▶ _Supplied records_:
▬▬▬▬▬▬

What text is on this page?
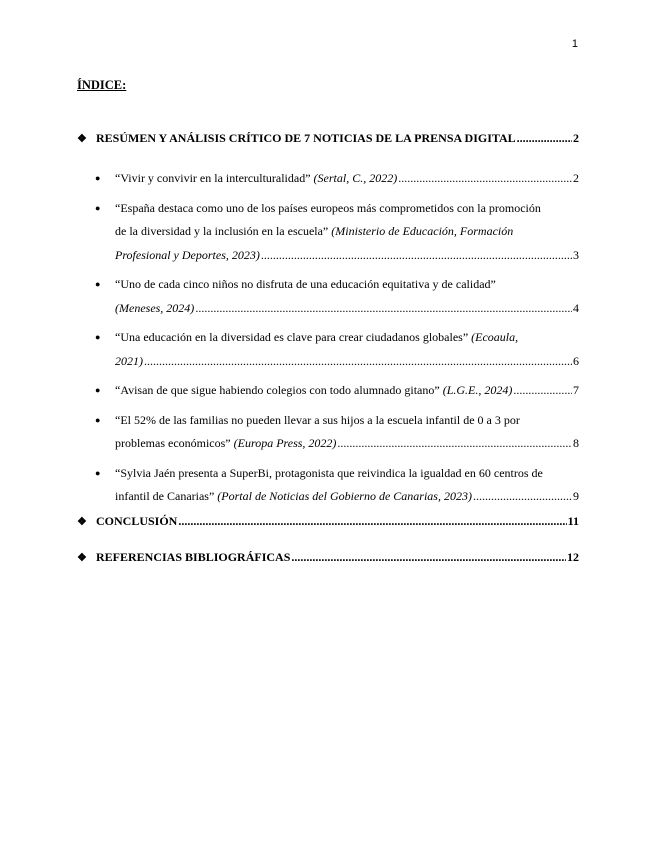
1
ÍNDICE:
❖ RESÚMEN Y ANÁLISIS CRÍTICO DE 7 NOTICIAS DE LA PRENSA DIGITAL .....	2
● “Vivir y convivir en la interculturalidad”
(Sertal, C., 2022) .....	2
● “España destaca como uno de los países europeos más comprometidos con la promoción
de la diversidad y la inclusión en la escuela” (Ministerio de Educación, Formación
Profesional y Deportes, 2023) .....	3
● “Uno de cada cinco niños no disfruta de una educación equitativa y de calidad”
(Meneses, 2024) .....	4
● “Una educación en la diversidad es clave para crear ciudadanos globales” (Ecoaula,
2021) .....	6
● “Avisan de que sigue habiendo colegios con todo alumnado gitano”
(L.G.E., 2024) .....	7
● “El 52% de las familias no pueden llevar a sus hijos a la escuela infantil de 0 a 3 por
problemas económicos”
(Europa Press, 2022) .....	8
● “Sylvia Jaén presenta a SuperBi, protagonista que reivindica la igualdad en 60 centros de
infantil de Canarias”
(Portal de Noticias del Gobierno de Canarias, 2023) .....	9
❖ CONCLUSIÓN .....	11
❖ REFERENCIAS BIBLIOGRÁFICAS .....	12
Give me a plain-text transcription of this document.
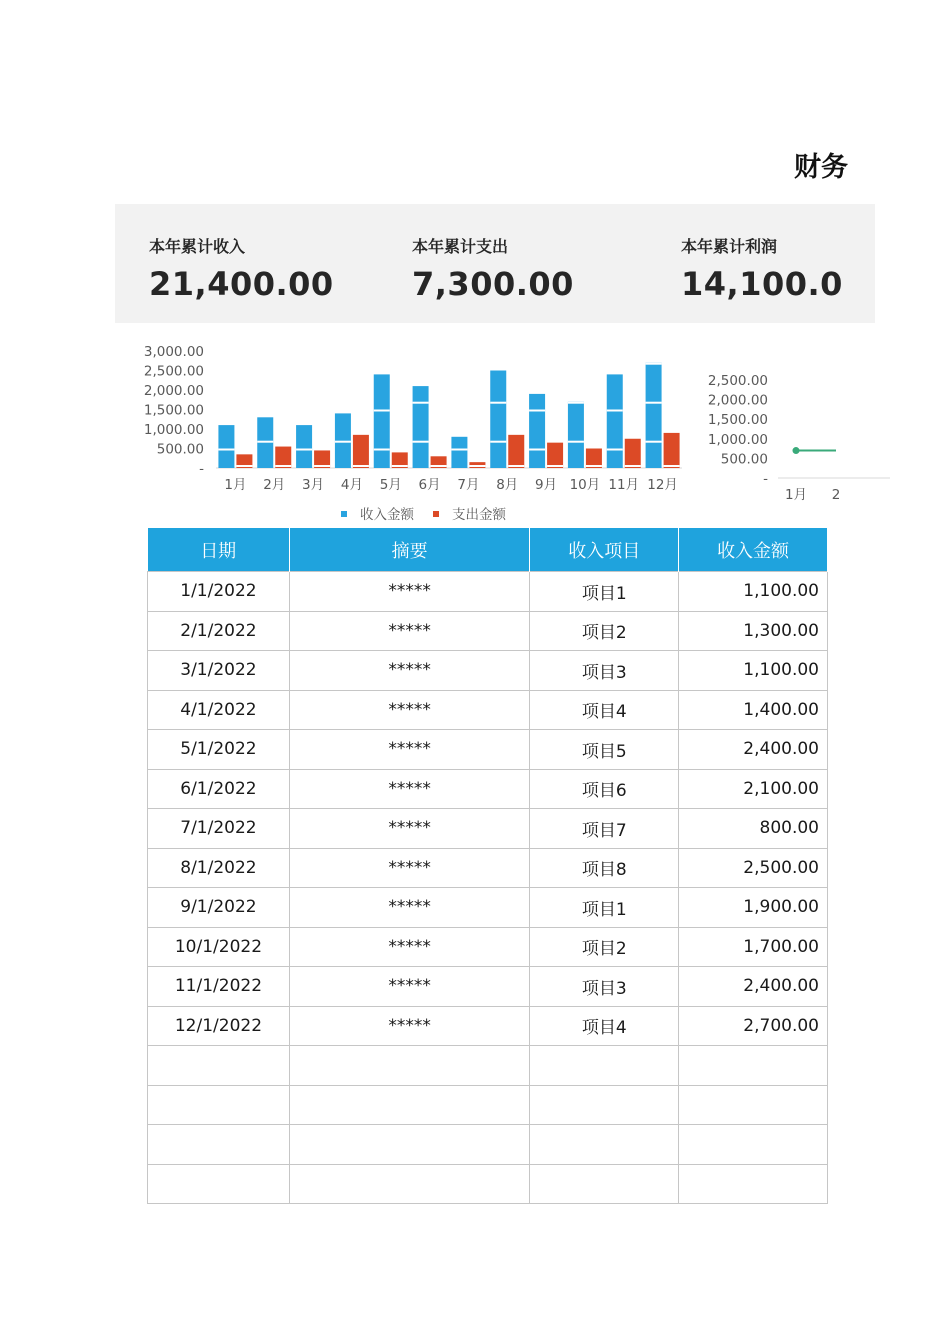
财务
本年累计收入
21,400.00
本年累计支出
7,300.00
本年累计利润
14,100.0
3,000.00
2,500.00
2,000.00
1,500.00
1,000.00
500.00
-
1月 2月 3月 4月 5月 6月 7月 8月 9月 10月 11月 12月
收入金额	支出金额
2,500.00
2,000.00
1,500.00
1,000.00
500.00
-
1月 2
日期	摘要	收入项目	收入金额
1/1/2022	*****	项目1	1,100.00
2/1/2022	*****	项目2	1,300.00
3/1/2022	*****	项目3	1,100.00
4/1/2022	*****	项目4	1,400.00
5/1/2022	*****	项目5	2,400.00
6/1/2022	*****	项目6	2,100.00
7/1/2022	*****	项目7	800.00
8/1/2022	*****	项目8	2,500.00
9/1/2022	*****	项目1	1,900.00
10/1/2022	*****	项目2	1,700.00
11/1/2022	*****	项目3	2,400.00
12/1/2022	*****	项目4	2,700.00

▬▬▬▬▬▬

▶ _Written instruction_: Reproduce every line precisely as given, omitting all pictures.

▶ _Output for this exercise_:
What text is on this page?
1
ÍNDICE:
❖ RESÚMEN Y ANÁLISIS CRÍTICO DE 7 NOTICIAS DE LA PRENSA DIGITAL .....	2
● “Vivir y convivir en la interculturalidad”
(Sertal, C., 2022) .....	2
● “España destaca como uno de los países europeos más comprometidos con la promoción
de la diversidad y la inclusión en la escuela” (Ministerio de Educación, Formación
Profesional y Deportes, 2023) .....	3
● “Uno de cada cinco niños no disfruta de una educación equitativa y de calidad”
(Meneses, 2024) .....	4
● “Una educación en la diversidad es clave para crear ciudadanos globales” (Ecoaula,
2021) .....	6
● “Avisan de que sigue habiendo colegios con todo alumnado gitano”
(L.G.E., 2024) .....	7
● “El 52% de las familias no pueden llevar a sus hijos a la escuela infantil de 0 a 3 por
problemas económicos”
(Europa Press, 2022) .....	8
● “Sylvia Jaén presenta a SuperBi, protagonista que reivindica la igualdad en 60 centros de
infantil de Canarias”
(Portal de Noticias del Gobierno de Canarias, 2023) .....	9
❖ CONCLUSIÓN .....	11
❖ REFERENCIAS BIBLIOGRÁFICAS .....	12
Give me a plain-text transcription of this document.
财务
本年累计收入
21,400.00
本年累计支出
7,300.00
本年累计利润
14,100.0
3,000.00
2,500.00
2,000.00
1,500.00
1,000.00
500.00
-
1月 2月 3月 4月 5月 6月 7月 8月 9月 10月 11月 12月
收入金额	支出金额
2,500.00
2,000.00
1,500.00
1,000.00
500.00
-
1月 2
日期	摘要	收入项目	收入金额
1/1/2022	*****	项目1	1,100.00
2/1/2022	*****	项目2	1,300.00
3/1/2022	*****	项目3	1,100.00
4/1/2022	*****	项目4	1,400.00
5/1/2022	*****	项目5	2,400.00
6/1/2022	*****	项目6	2,100.00
7/1/2022	*****	项目7	800.00
8/1/2022	*****	项目8	2,500.00
9/1/2022	*****	项目1	1,900.00
10/1/2022	*****	项目2	1,700.00
11/1/2022	*****	项目3	2,400.00
12/1/2022	*****	项目4	2,700.00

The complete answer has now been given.